> **Task details**: Of all the lines in the material, how many include the word "Membre"? Reply with the number alone.

Data records:
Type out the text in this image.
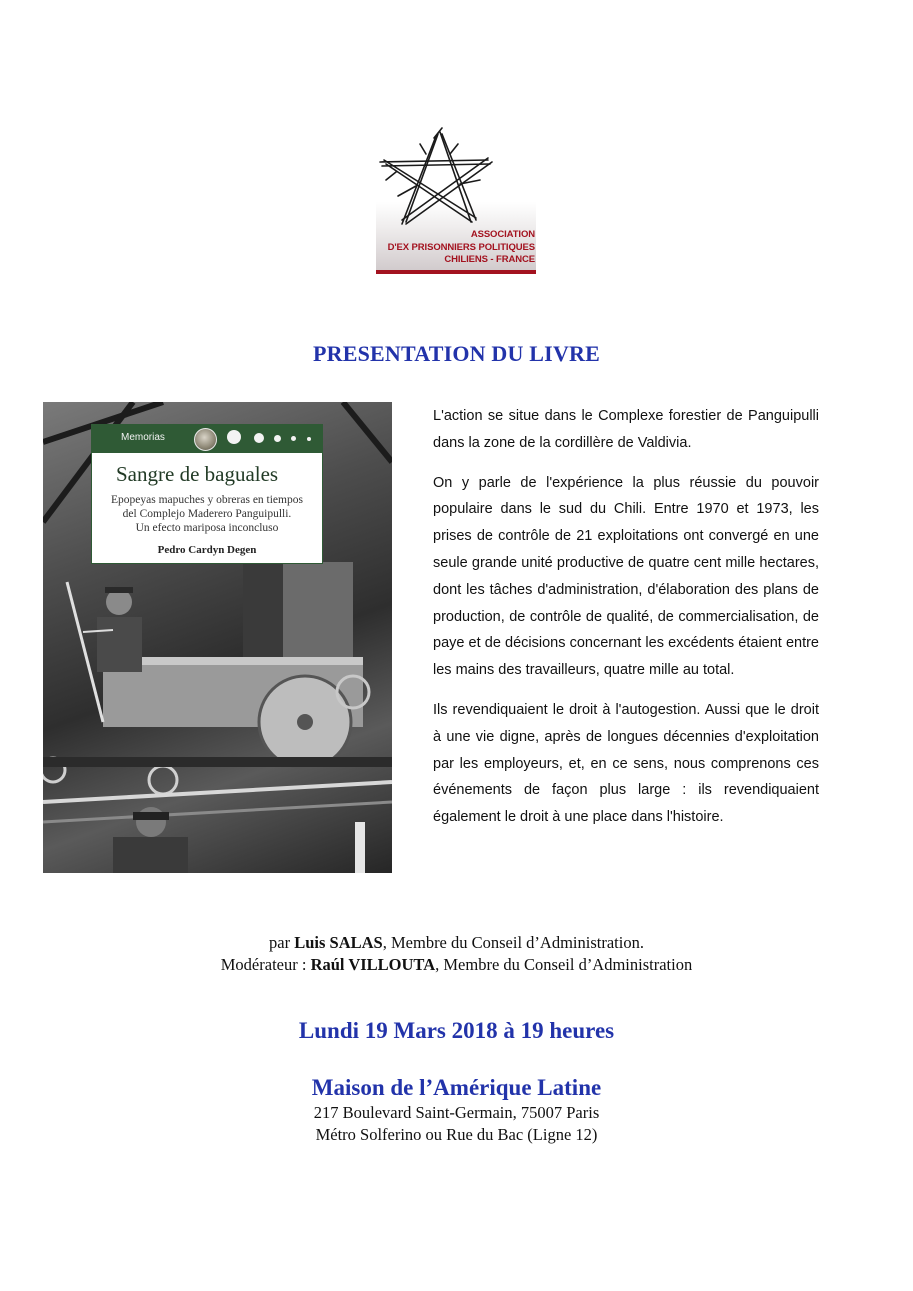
ASSOCIATION
D'EX PRISONNIERS POLITIQUES
CHILIENS - FRANCE
PRESENTATION DU LIVRE
Memorias
Sangre de baguales
Epopeyas mapuches y obreras en tiempos
del Complejo Maderero Panguipulli.
Un efecto mariposa inconcluso
Pedro Cardyn Degen

L'action se situe dans le Complexe forestier de Panguipulli dans la zone de la cordillère de Valdivia.

On y parle de l'expérience la plus réussie du pouvoir populaire dans le sud du Chili. Entre 1970 et 1973, les prises de contrôle de 21 exploitations ont convergé en une seule grande unité productive de quatre cent mille hectares, dont les tâches d'administration, d'élaboration des plans de production, de contrôle de qualité, de commercialisation, de paye et de décisions concernant les excédents étaient entre les mains des travailleurs, quatre mille au total.

Ils revendiquaient le droit à l'autogestion. Aussi que le droit à une vie digne, après de longues décennies d'exploitation par les employeurs, et, en ce sens, nous comprenons ces événements de façon plus large : ils revendiquaient également le droit à une place dans l'histoire.

par Luis SALAS, Membre du Conseil d’Administration.
Modérateur : Raúl VILLOUTA, Membre du Conseil d’Administration
Lundi 19 Mars 2018 à 19 heures
Maison de l’Amérique Latine
217 Boulevard Saint-Germain, 75007 Paris
Métro Solferino ou Rue du Bac (Ligne 12)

> **Finished task**: 2